## Work instructions:
Scan the data below for the string "lever". Copy every line where it appears.

## Provided records:
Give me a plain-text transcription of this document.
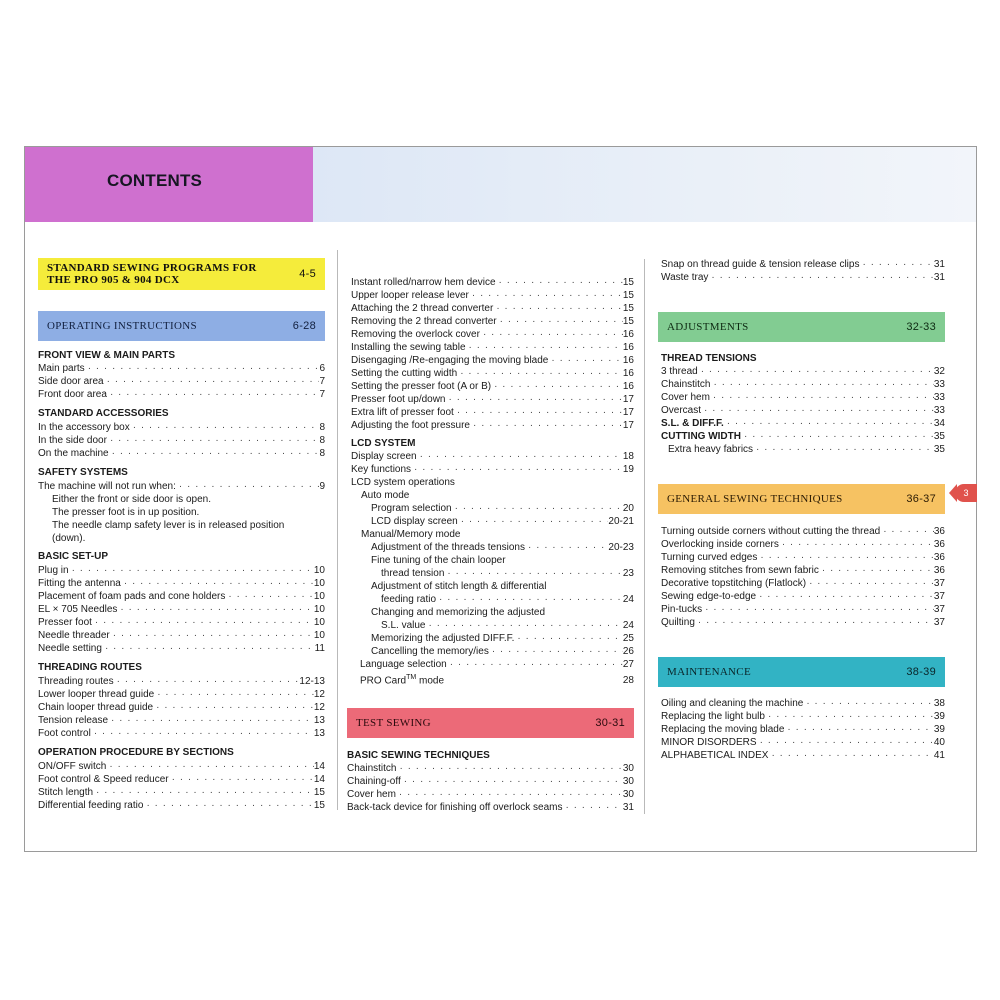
CONTENTS
STANDARD SEWING PROGRAMS FOR
THE PRO 905 & 904 DCX	4-5
OPERATING INSTRUCTIONS	6-28
FRONT VIEW & MAIN PARTS
Main parts · · ·	6
Side door area · · ·	7
Front door area · · ·	7
STANDARD ACCESSORIES
In the accessory box · · ·	8
In the side door · · ·	8
On the machine · · ·	8
SAFETY SYSTEMS
The machine will not run when: · · ·	9
Either the front or side door is open.
The presser foot is in up position.
The needle clamp safety lever is in released position
(down).
BASIC SET-UP
Plug in · · ·	10
Fitting the antenna · · ·	10
Placement of foam pads and cone holders · · ·	10
EL × 705 Needles · · ·	10
Presser foot · · ·	10
Needle threader · · ·	10
Needle setting · · ·	11
THREADING ROUTES
Threading routes · · ·	12-13
Lower looper thread guide · · ·	12
Chain looper thread guide · · ·	12
Tension release · · ·	13
Foot control · · ·	13
OPERATION PROCEDURE BY SECTIONS
ON/OFF switch · · ·	14
Foot control & Speed reducer · · ·	14
Stitch length · · ·	15
Differential feeding ratio · · ·	15
Instant rolled/narrow hem device · · ·	15
Upper looper release lever · · ·	15
Attaching the 2 thread converter · · ·	15
Removing the 2 thread converter · · ·	15
Removing the overlock cover · · ·	16
Installing the sewing table · · ·	16
Disengaging /Re-engaging the moving blade · · ·	16
Setting the cutting width · · ·	16
Setting the presser foot (A or B) · · ·	16
Presser foot up/down · · ·	17
Extra lift of presser foot · · ·	17
Adjusting the foot pressure · · ·	17
LCD SYSTEM
Display screen · · ·	18
Key functions · · ·	19
LCD system operations
Auto mode
Program selection · · ·	20
LCD display screen · · ·	20-21
Manual/Memory mode
Adjustment of the threads tensions · · ·	20-23
Fine tuning of the chain looper
thread tension · · ·	23
Adjustment of stitch length & differential
feeding ratio · · ·	24
Changing and memorizing the adjusted
S.L. value · · ·	24
Memorizing the adjusted DIFF.F. · · ·	25
Cancelling the memory/ies · · ·	26
Language selection · · ·	27
PRO Card™ mode	28
TEST SEWING	30-31
BASIC SEWING TECHNIQUES
Chainstitch · · ·	30
Chaining-off · · ·	30
Cover hem · · ·	30
Back-tack device for finishing off overlock seams · · ·	31
Snap on thread guide & tension release clips · · ·	31
Waste tray · · ·	31
ADJUSTMENTS	32-33
THREAD TENSIONS
3 thread · · ·	32
Chainstitch · · ·	33
Cover hem · · ·	33
Overcast · · ·	33
S.L. & DIFF.F. · · ·	34
CUTTING WIDTH · · ·	35
Extra heavy fabrics · · ·	35
GENERAL SEWING TECHNIQUES	36-37
Turning outside corners without cutting the thread · · ·	36
Overlocking inside corners · · ·	36
Turning curved edges · · ·	36
Removing stitches from sewn fabric · · ·	36
Decorative topstitching (Flatlock) · · ·	37
Sewing edge-to-edge · · ·	37
Pin-tucks · · ·	37
Quilting · · ·	37
MAINTENANCE	38-39
Oiling and cleaning the machine · · ·	38
Replacing the light bulb · · ·	39
Replacing the moving blade · · ·	39
MINOR DISORDERS · · ·	40
ALPHABETICAL INDEX · · ·	41
3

## Answer for this exercise:
The needle clamp safety lever is in released position
Upper looper release lever · · ·	15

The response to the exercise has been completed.